[Dataset items]
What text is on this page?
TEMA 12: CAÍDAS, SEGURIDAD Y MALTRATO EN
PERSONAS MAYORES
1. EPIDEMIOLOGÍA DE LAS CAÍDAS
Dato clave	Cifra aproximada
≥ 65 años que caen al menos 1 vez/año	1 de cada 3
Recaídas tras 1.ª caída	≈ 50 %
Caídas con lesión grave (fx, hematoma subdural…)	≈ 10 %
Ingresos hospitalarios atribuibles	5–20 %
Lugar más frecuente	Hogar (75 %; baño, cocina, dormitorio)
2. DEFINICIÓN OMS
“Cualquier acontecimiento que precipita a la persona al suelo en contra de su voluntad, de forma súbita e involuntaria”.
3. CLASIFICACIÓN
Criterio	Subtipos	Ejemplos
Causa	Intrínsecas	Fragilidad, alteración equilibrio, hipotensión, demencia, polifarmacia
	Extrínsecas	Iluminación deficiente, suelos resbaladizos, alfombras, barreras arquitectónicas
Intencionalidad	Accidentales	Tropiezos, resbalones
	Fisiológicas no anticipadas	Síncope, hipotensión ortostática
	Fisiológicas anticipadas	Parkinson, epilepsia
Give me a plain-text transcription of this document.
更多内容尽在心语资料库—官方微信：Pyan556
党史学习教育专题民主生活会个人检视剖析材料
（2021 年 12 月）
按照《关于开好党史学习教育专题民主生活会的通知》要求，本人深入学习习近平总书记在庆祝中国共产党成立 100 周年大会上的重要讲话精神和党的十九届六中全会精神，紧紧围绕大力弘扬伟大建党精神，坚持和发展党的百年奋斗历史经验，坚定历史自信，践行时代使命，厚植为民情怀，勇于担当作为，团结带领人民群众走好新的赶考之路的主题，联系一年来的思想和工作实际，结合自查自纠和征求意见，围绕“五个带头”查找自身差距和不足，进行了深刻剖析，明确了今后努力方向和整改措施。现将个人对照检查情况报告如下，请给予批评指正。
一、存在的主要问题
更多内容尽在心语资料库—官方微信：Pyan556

Goal of the exercise:
Write out, word for word, the line containing "Give me a plain-text" and every line after it to the end of the data above.

Response to the exercise:
Give me a plain-text transcription of this document.
更多内容尽在心语资料库—官方微信：Pyan556
党史学习教育专题民主生活会个人检视剖析材料
（2021 年 12 月）
按照《关于开好党史学习教育专题民主生活会的通知》要求，本人深入学习习近平总书记在庆祝中国共产党成立 100 周年大会上的重要讲话精神和党的十九届六中全会精神，紧紧围绕大力弘扬伟大建党精神，坚持和发展党的百年奋斗历史经验，坚定历史自信，践行时代使命，厚植为民情怀，勇于担当作为，团结带领人民群众走好新的赶考之路的主题，联系一年来的思想和工作实际，结合自查自纠和征求意见，围绕“五个带头”查找自身差距和不足，进行了深刻剖析，明确了今后努力方向和整改措施。现将个人对照检查情况报告如下，请给予批评指正。
一、存在的主要问题
更多内容尽在心语资料库—官方微信：Pyan556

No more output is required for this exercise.